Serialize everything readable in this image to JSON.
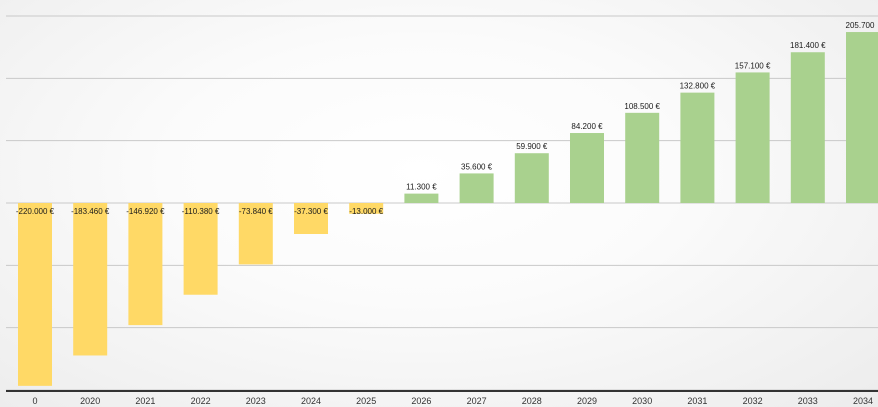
{
  "chart_data": {
    "type": "bar",
    "title": "",
    "xlabel": "",
    "ylabel": "",
    "categories": [
      "0",
      "2020",
      "2021",
      "2022",
      "2023",
      "2024",
      "2025",
      "2026",
      "2027",
      "2028",
      "2029",
      "2030",
      "2031",
      "2032",
      "2033",
      "2034"
    ],
    "values": [
      -220000,
      -183460,
      -146920,
      -110380,
      -73840,
      -37300,
      -13000,
      11300,
      35600,
      59900,
      84200,
      108500,
      132800,
      157100,
      181400,
      205700
    ],
    "data_labels": [
      "-220.000 €",
      "-183.460 €",
      "-146.920 €",
      "-110.380 €",
      "-73.840 €",
      "-37.300 €",
      "-13.000 €",
      "11.300 €",
      "35.600 €",
      "59.900 €",
      "84.200 €",
      "108.500 €",
      "132.800 €",
      "157.100 €",
      "181.400 €",
      "205.700"
    ],
    "ylim": [
      -225000,
      225000
    ],
    "grid": true,
    "grid_step": 75000,
    "legend": "none",
    "colors": {
      "negative": "#ffd966",
      "positive": "#a9d18e"
    }
  }
}
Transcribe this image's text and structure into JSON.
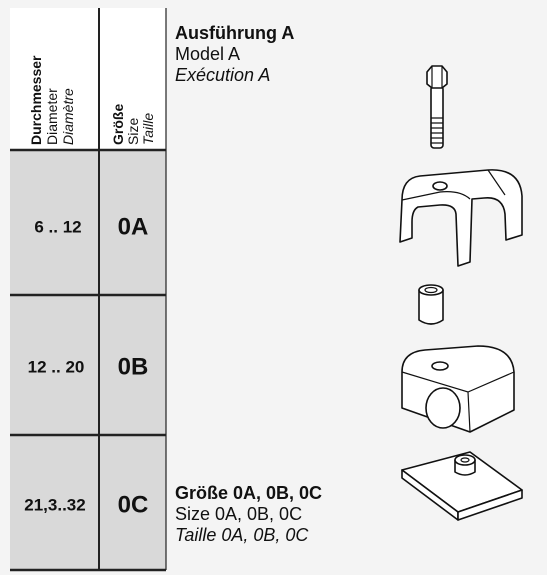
{
  "table": {
    "header": {
      "diameter": [
        "Durchmesser",
        "Diameter",
        "Diamètre"
      ],
      "size": [
        "Größe",
        "Size",
        "Taille"
      ]
    },
    "rows": [
      [
        "6 .. 12",
        "0A"
      ],
      [
        "12 .. 20",
        "0B"
      ],
      [
        "21,3..32",
        "0C"
      ]
    ]
  },
  "model": {
    "title": "Ausführung A",
    "lines": [
      "Model A",
      "Exécution A"
    ]
  },
  "sizes": {
    "title": "Größe 0A, 0B, 0C",
    "lines": [
      "Size 0A, 0B, 0C",
      "Taille 0A, 0B, 0C"
    ]
  }
}
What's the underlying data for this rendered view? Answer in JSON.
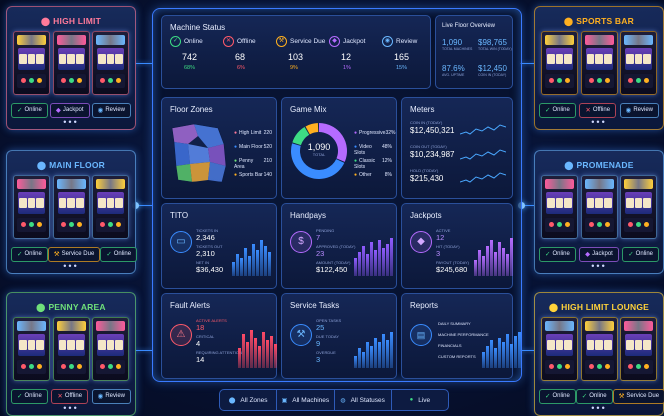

● Do this
Extract each line holding the string "JSON".

● Expected output
Serialize everything readable in this image to JSON.
Transcribe this image's text and structure into JSON.
What's the underlying data for this rendered view? Answer in JSON.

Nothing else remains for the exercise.